• Given instruction:
Search the records that follow and extract every line containing the string "exact".
Start of Material shown
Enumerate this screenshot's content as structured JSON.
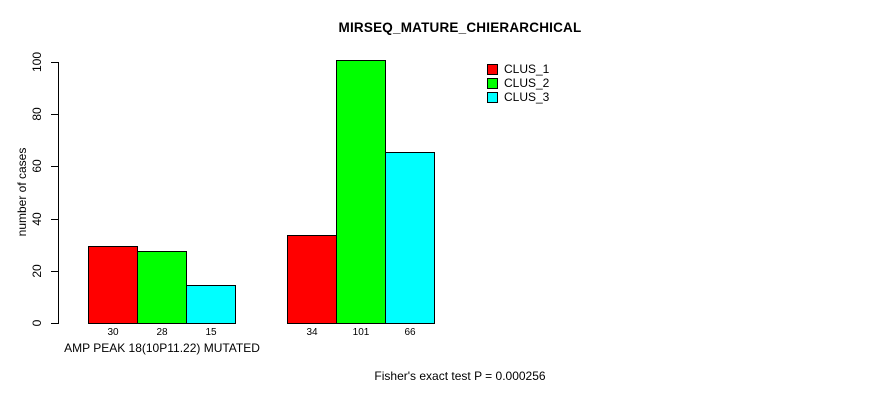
{
  "title": "MIRSEQ_MATURE_CHIERARCHICAL",
  "footer": {
    "note": "Fisher's exact test P = 0.000256"
  },
  "chart_data": {
    "type": "bar",
    "title": "MIRSEQ_MATURE_CHIERARCHICAL",
    "xlabel": "",
    "ylabel": "number of cases",
    "ylim": [
      0,
      100
    ],
    "yticks": [
      0,
      20,
      40,
      60,
      80,
      100
    ],
    "grid": false,
    "legend_position": "top-right",
    "categories": [
      "AMP PEAK 18(10P11.22) MUTATED",
      ""
    ],
    "series": [
      {
        "name": "CLUS_1",
        "color": "#ff0000",
        "values": [
          30,
          34
        ]
      },
      {
        "name": "CLUS_2",
        "color": "#00ff00",
        "values": [
          28,
          101
        ]
      },
      {
        "name": "CLUS_3",
        "color": "#00ffff",
        "values": [
          15,
          66
        ]
      }
    ],
    "bar_value_labels": [
      [
        30,
        28,
        15
      ],
      [
        34,
        101,
        66
      ]
    ],
    "annotation": "Fisher's exact test P = 0.000256",
    "colors": {
      "background": "#ffffff",
      "axis": "#000000",
      "text": "#000000"
    }
  }
}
End of Material shown
• Task solution:
    "note": "Fisher's exact test P = 0.000256"
    "annotation": "Fisher's exact test P = 0.000256",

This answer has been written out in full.